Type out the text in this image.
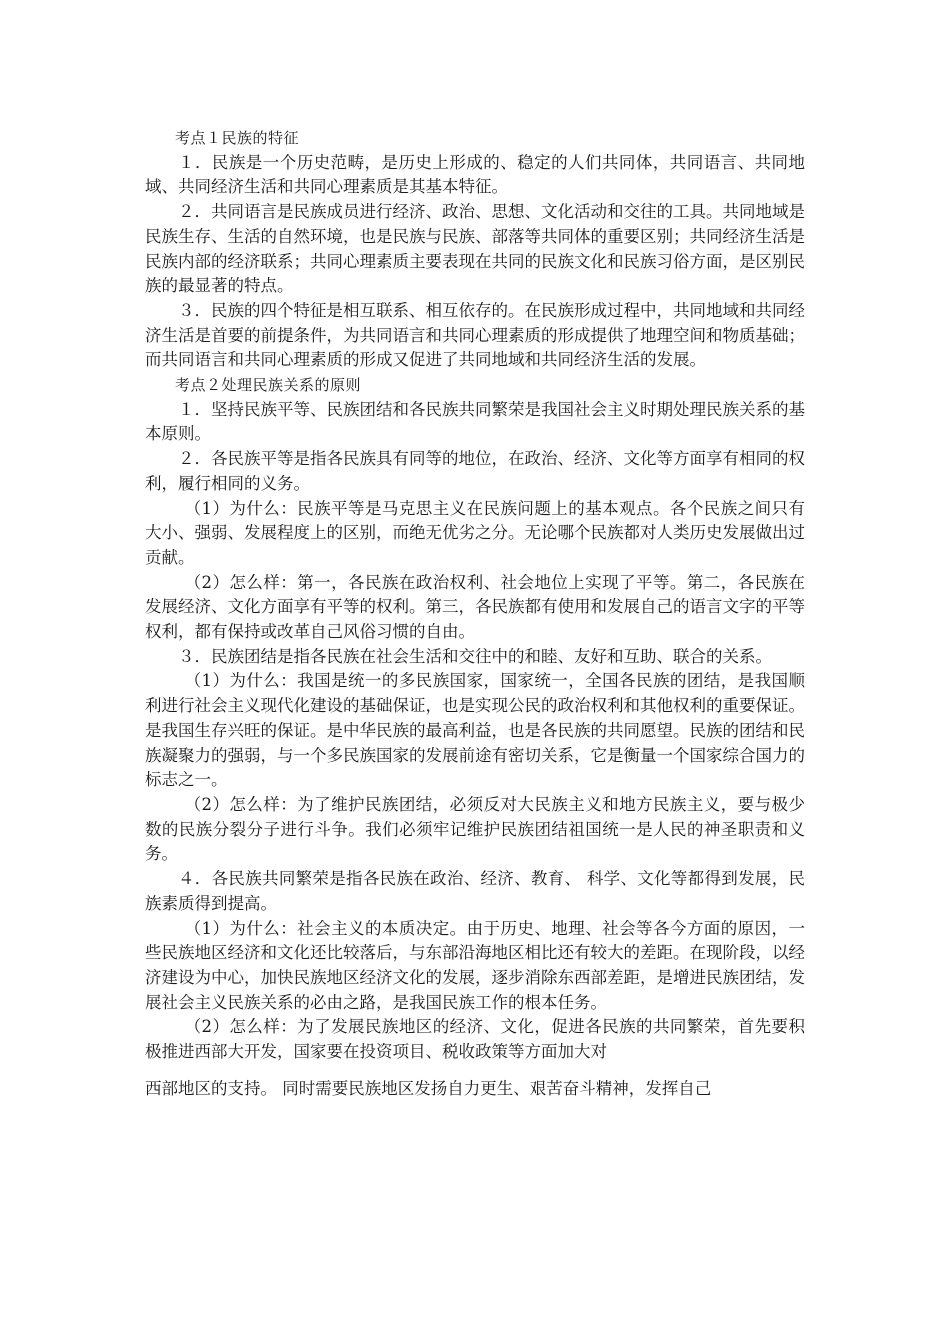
考点１民族的特征

１．民族是一个历史范畴，是历史上形成的、稳定的人们共同体，共同语言、共同地域、共同经济生活和共同心理素质是其基本特征。

２．共同语言是民族成员进行经济、政治、思想、文化活动和交往的工具。共同地域是民族生存、生活的自然环境，也是民族与民族、部落等共同体的重要区别；共同经济生活是民族内部的经济联系；共同心理素质主要表现在共同的民族文化和民族习俗方面，是区别民族的最显著的特点。

３．民族的四个特征是相互联系、相互依存的。在民族形成过程中，共同地域和共同经济生活是首要的前提条件，为共同语言和共同心理素质的形成提供了地理空间和物质基础；而共同语言和共同心理素质的形成又促进了共同地域和共同经济生活的发展。

考点２处理民族关系的原则

１．坚持民族平等、民族团结和各民族共同繁荣是我国社会主义时期处理民族关系的基本原则。

２．各民族平等是指各民族具有同等的地位，在政治、经济、文化等方面享有相同的权利，履行相同的义务。

（1）为什么：民族平等是马克思主义在民族问题上的基本观点。各个民族之间只有大小、强弱、发展程度上的区别，而绝无优劣之分。无论哪个民族都对人类历史发展做出过贡献。

（2）怎么样：第一，各民族在政治权利、社会地位上实现了平等。第二，各民族在发展经济、文化方面享有平等的权利。第三，各民族都有使用和发展自己的语言文字的平等权利，都有保持或改革自己风俗习惯的自由。

３．民族团结是指各民族在社会生活和交往中的和睦、友好和互助、联合的关系。

（1）为什么：我国是统一的多民族国家，国家统一，全国各民族的团结，是我国顺利进行社会主义现代化建设的基础保证，也是实现公民的政治权利和其他权利的重要保证。是我国生存兴旺的保证。是中华民族的最高利益，也是各民族的共同愿望。民族的团结和民族凝聚力的强弱，与一个多民族国家的发展前途有密切关系，它是衡量一个国家综合国力的标志之一。

（2）怎么样：为了维护民族团结，必须反对大民族主义和地方民族主义，要与极少数的民族分裂分子进行斗争。我们必须牢记维护民族团结祖国统一是人民的神圣职责和义务。

４．各民族共同繁荣是指各民族在政治、经济、教育、 科学、文化等都得到发展，民族素质得到提高。

（1）为什么：社会主义的本质决定。由于历史、地理、社会等各今方面的原因，一些民族地区经济和文化还比较落后，与东部沿海地区相比还有较大的差距。在现阶段，以经济建设为中心，加快民族地区经济文化的发展，逐步消除东西部差距，是增进民族团结，发展社会主义民族关系的必由之路，是我国民族工作的根本任务。

（2）怎么样：为了发展民族地区的经济、文化，促进各民族的共同繁荣，首先要积极推进西部大开发，国家要在投资项目、税收政策等方面加大对

西部地区的支持。 同时需要民族地区发扬自力更生、艰苦奋斗精神，发挥自己
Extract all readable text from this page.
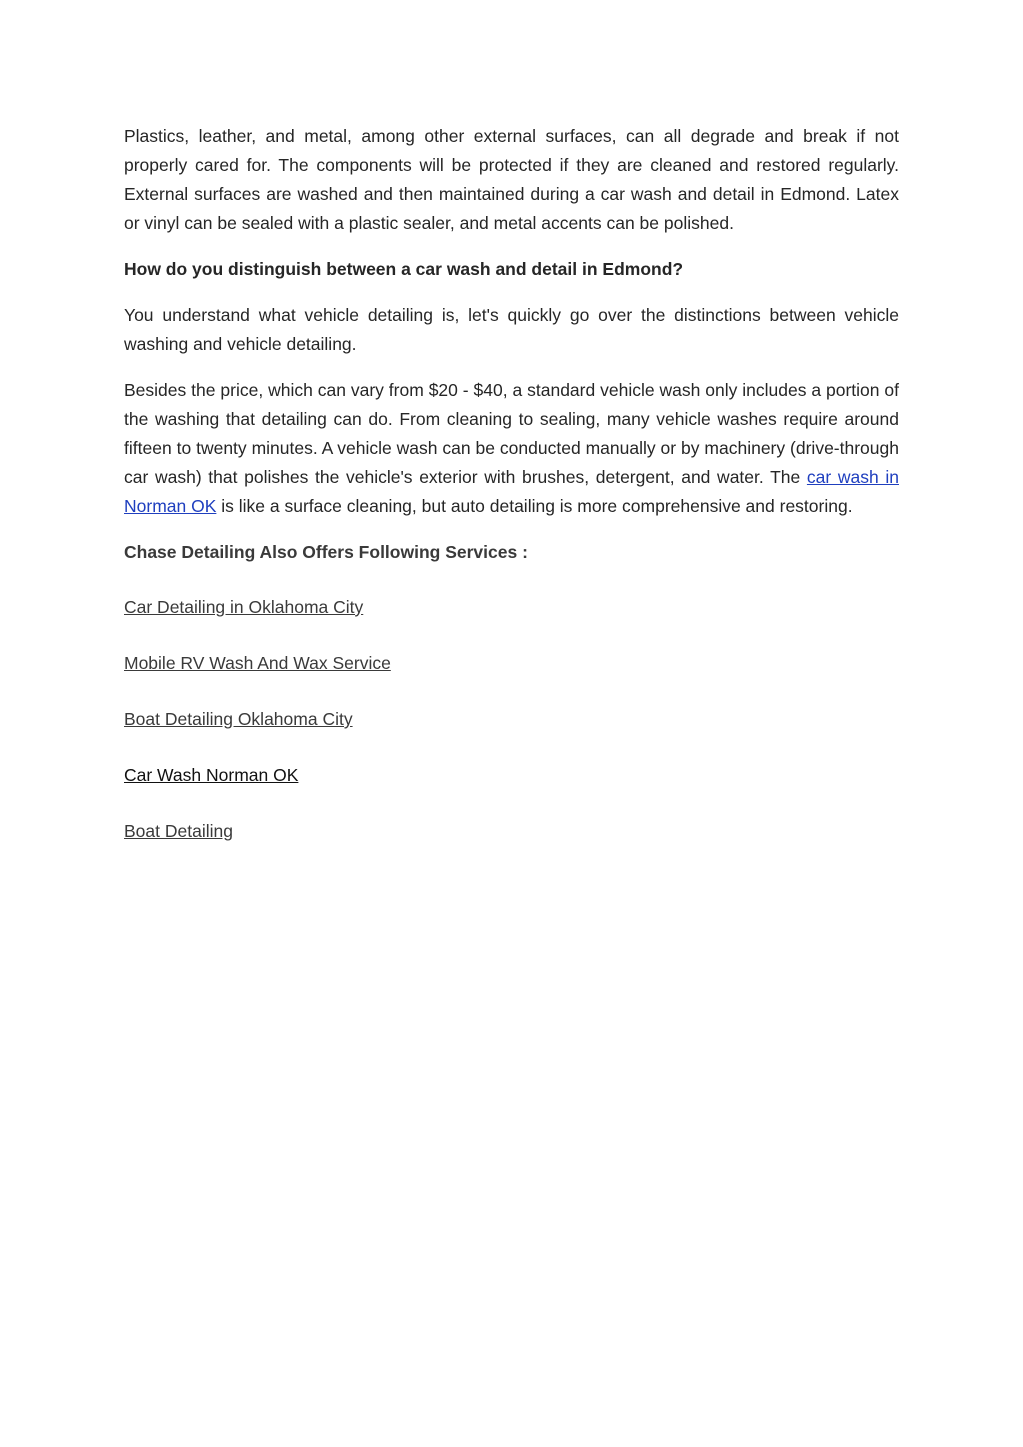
Plastics, leather, and metal, among other external surfaces, can all degrade and break if not properly cared for. The components will be protected if they are cleaned and restored regularly. External surfaces are washed and then maintained during a car wash and detail in Edmond. Latex or vinyl can be sealed with a plastic sealer, and metal accents can be polished.

How do you distinguish between a car wash and detail in Edmond?

You understand what vehicle detailing is, let's quickly go over the distinctions between vehicle washing and vehicle detailing.

Besides the price, which can vary from $20 - $40, a standard vehicle wash only includes a portion of the washing that detailing can do. From cleaning to sealing, many vehicle washes require around fifteen to twenty minutes. A vehicle wash can be conducted manually or by machinery (drive-through car wash) that polishes the vehicle's exterior with brushes, detergent, and water. The car wash in Norman OK is like a surface cleaning, but auto detailing is more comprehensive and restoring.

Chase Detailing Also Offers Following Services :

Car Detailing in Oklahoma City
Mobile RV Wash And Wax Service
Boat Detailing Oklahoma City
Car Wash Norman OK
Boat Detailing
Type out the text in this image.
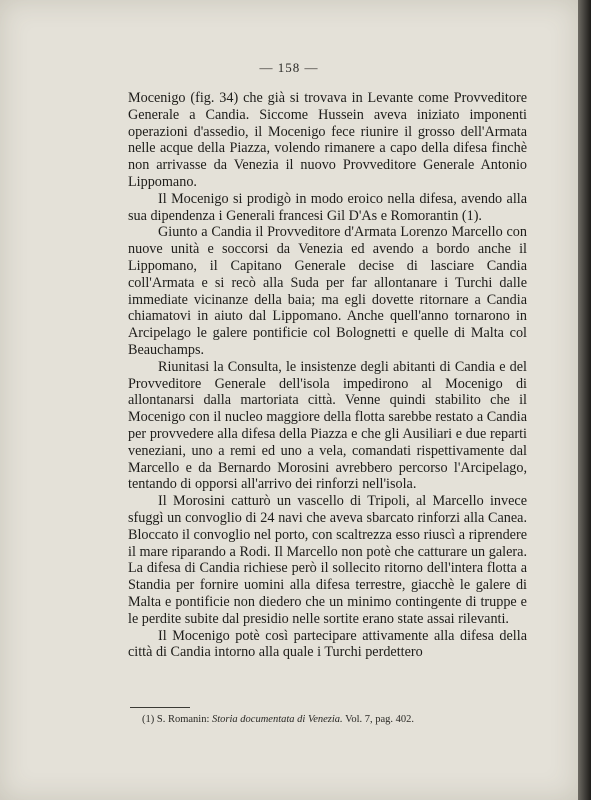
— 158 —

Mocenigo (fig. 34) che già si trovava in Levante come Provveditore Generale a Candia. Siccome Hussein aveva iniziato imponenti operazioni d'assedio, il Mocenigo fece riunire il grosso dell'Armata nelle acque della Piazza, volendo rimanere a capo della difesa finchè non arrivasse da Venezia il nuovo Provveditore Generale Antonio Lippomano.

Il Mocenigo si prodigò in modo eroico nella difesa, avendo alla sua dipendenza i Generali francesi Gil D'As e Romorantin (1).

Giunto a Candia il Provveditore d'Armata Lorenzo Marcello con nuove unità e soccorsi da Venezia ed avendo a bordo anche il Lippomano, il Capitano Generale decise di lasciare Candia coll'Armata e si recò alla Suda per far allontanare i Turchi dalle immediate vicinanze della baia; ma egli dovette ritornare a Candia chiamatovi in aiuto dal Lippomano. Anche quell'anno tornarono in Arcipelago le galere pontificie col Bolognetti e quelle di Malta col Beauchamps.

Riunitasi la Consulta, le insistenze degli abitanti di Candia e del Provveditore Generale dell'isola impedirono al Mocenigo di allontanarsi dalla martoriata città. Venne quindi stabilito che il Mocenigo con il nucleo maggiore della flotta sarebbe restato a Candia per provvedere alla difesa della Piazza e che gli Ausiliari e due reparti veneziani, uno a remi ed uno a vela, comandati rispettivamente dal Marcello e da Bernardo Morosini avrebbero percorso l'Arcipelago, tentando di opporsi all'arrivo dei rinforzi nell'isola.

Il Morosini catturò un vascello di Tripoli, al Marcello invece sfuggì un convoglio di 24 navi che aveva sbarcato rinforzi alla Canea. Bloccato il convoglio nel porto, con scaltrezza esso riuscì a riprendere il mare riparando a Rodi. Il Marcello non potè che catturare un galera. La difesa di Candia richiese però il sollecito ritorno dell'intera flotta a Standia per fornire uomini alla difesa terrestre, giacchè le galere di Malta e pontificie non diedero che un minimo contingente di truppe e le perdite subite dal presidio nelle sortite erano state assai rilevanti.

Il Mocenigo potè così partecipare attivamente alla difesa della città di Candia intorno alla quale i Turchi perdettero

(1) S. Romanin: Storia documentata di Venezia. Vol. 7, pag. 402.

☆ ☆ ☆ ☆ ☆ ☆ ☆

- EXERCISE DIRECTIONS -
Skip the pictures and print each record exactly as it stands.

- RESULT FOR THIS EXERCISE -
Type out the text in this image.
考点１民族的特征

１．民族是一个历史范畴，是历史上形成的、稳定的人们共同体，共同语言、共同地域、共同经济生活和共同心理素质是其基本特征。

２．共同语言是民族成员进行经济、政治、思想、文化活动和交往的工具。共同地域是民族生存、生活的自然环境，也是民族与民族、部落等共同体的重要区别；共同经济生活是民族内部的经济联系；共同心理素质主要表现在共同的民族文化和民族习俗方面，是区别民族的最显著的特点。

３．民族的四个特征是相互联系、相互依存的。在民族形成过程中，共同地域和共同经济生活是首要的前提条件，为共同语言和共同心理素质的形成提供了地理空间和物质基础；而共同语言和共同心理素质的形成又促进了共同地域和共同经济生活的发展。

考点２处理民族关系的原则

１．坚持民族平等、民族团结和各民族共同繁荣是我国社会主义时期处理民族关系的基本原则。

２．各民族平等是指各民族具有同等的地位，在政治、经济、文化等方面享有相同的权利，履行相同的义务。

（1）为什么：民族平等是马克思主义在民族问题上的基本观点。各个民族之间只有大小、强弱、发展程度上的区别，而绝无优劣之分。无论哪个民族都对人类历史发展做出过贡献。

（2）怎么样：第一，各民族在政治权利、社会地位上实现了平等。第二，各民族在发展经济、文化方面享有平等的权利。第三，各民族都有使用和发展自己的语言文字的平等权利，都有保持或改革自己风俗习惯的自由。

３．民族团结是指各民族在社会生活和交往中的和睦、友好和互助、联合的关系。

（1）为什么：我国是统一的多民族国家，国家统一，全国各民族的团结，是我国顺利进行社会主义现代化建设的基础保证，也是实现公民的政治权利和其他权利的重要保证。是我国生存兴旺的保证。是中华民族的最高利益，也是各民族的共同愿望。民族的团结和民族凝聚力的强弱，与一个多民族国家的发展前途有密切关系，它是衡量一个国家综合国力的标志之一。

（2）怎么样：为了维护民族团结，必须反对大民族主义和地方民族主义，要与极少数的民族分裂分子进行斗争。我们必须牢记维护民族团结祖国统一是人民的神圣职责和义务。

４．各民族共同繁荣是指各民族在政治、经济、教育、 科学、文化等都得到发展，民族素质得到提高。

（1）为什么：社会主义的本质决定。由于历史、地理、社会等各今方面的原因，一些民族地区经济和文化还比较落后，与东部沿海地区相比还有较大的差距。在现阶段，以经济建设为中心，加快民族地区经济文化的发展，逐步消除东西部差距，是增进民族团结，发展社会主义民族关系的必由之路，是我国民族工作的根本任务。

（2）怎么样：为了发展民族地区的经济、文化，促进各民族的共同繁荣，首先要积极推进西部大开发，国家要在投资项目、税收政策等方面加大对

西部地区的支持。 同时需要民族地区发扬自力更生、艰苦奋斗精神，发挥自己
Extract all readable text from this page.
Plastics, leather, and metal, among other external surfaces, can all degrade and break if not properly cared for. The components will be protected if they are cleaned and restored regularly. External surfaces are washed and then maintained during a car wash and detail in Edmond. Latex or vinyl can be sealed with a plastic sealer, and metal accents can be polished.

How do you distinguish between a car wash and detail in Edmond?

You understand what vehicle detailing is, let's quickly go over the distinctions between vehicle washing and vehicle detailing.

Besides the price, which can vary from $20 - $40, a standard vehicle wash only includes a portion of the washing that detailing can do. From cleaning to sealing, many vehicle washes require around fifteen to twenty minutes. A vehicle wash can be conducted manually or by machinery (drive-through car wash) that polishes the vehicle's exterior with brushes, detergent, and water. The car wash in Norman OK is like a surface cleaning, but auto detailing is more comprehensive and restoring.

Chase Detailing Also Offers Following Services :

Car Detailing in Oklahoma City
Mobile RV Wash And Wax Service
Boat Detailing Oklahoma City
Car Wash Norman OK
Boat Detailing
Type out the text in this image.
— 158 —

Mocenigo (fig. 34) che già si trovava in Levante come Provveditore Generale a Candia. Siccome Hussein aveva iniziato imponenti operazioni d'assedio, il Mocenigo fece riunire il grosso dell'Armata nelle acque della Piazza, volendo rimanere a capo della difesa finchè non arrivasse da Venezia il nuovo Provveditore Generale Antonio Lippomano.

Il Mocenigo si prodigò in modo eroico nella difesa, avendo alla sua dipendenza i Generali francesi Gil D'As e Romorantin (1).

Giunto a Candia il Provveditore d'Armata Lorenzo Marcello con nuove unità e soccorsi da Venezia ed avendo a bordo anche il Lippomano, il Capitano Generale decise di lasciare Candia coll'Armata e si recò alla Suda per far allontanare i Turchi dalle immediate vicinanze della baia; ma egli dovette ritornare a Candia chiamatovi in aiuto dal Lippomano. Anche quell'anno tornarono in Arcipelago le galere pontificie col Bolognetti e quelle di Malta col Beauchamps.

Riunitasi la Consulta, le insistenze degli abitanti di Candia e del Provveditore Generale dell'isola impedirono al Mocenigo di allontanarsi dalla martoriata città. Venne quindi stabilito che il Mocenigo con il nucleo maggiore della flotta sarebbe restato a Candia per provvedere alla difesa della Piazza e che gli Ausiliari e due reparti veneziani, uno a remi ed uno a vela, comandati rispettivamente dal Marcello e da Bernardo Morosini avrebbero percorso l'Arcipelago, tentando di opporsi all'arrivo dei rinforzi nell'isola.

Il Morosini catturò un vascello di Tripoli, al Marcello invece sfuggì un convoglio di 24 navi che aveva sbarcato rinforzi alla Canea. Bloccato il convoglio nel porto, con scaltrezza esso riuscì a riprendere il mare riparando a Rodi. Il Marcello non potè che catturare un galera. La difesa di Candia richiese però il sollecito ritorno dell'intera flotta a Standia per fornire uomini alla difesa terrestre, giacchè le galere di Malta e pontificie non diedero che un minimo contingente di truppe e le perdite subite dal presidio nelle sortite erano state assai rilevanti.

Il Mocenigo potè così partecipare attivamente alla difesa della città di Candia intorno alla quale i Turchi perdettero

(1) S. Romanin: Storia documentata di Venezia. Vol. 7, pag. 402.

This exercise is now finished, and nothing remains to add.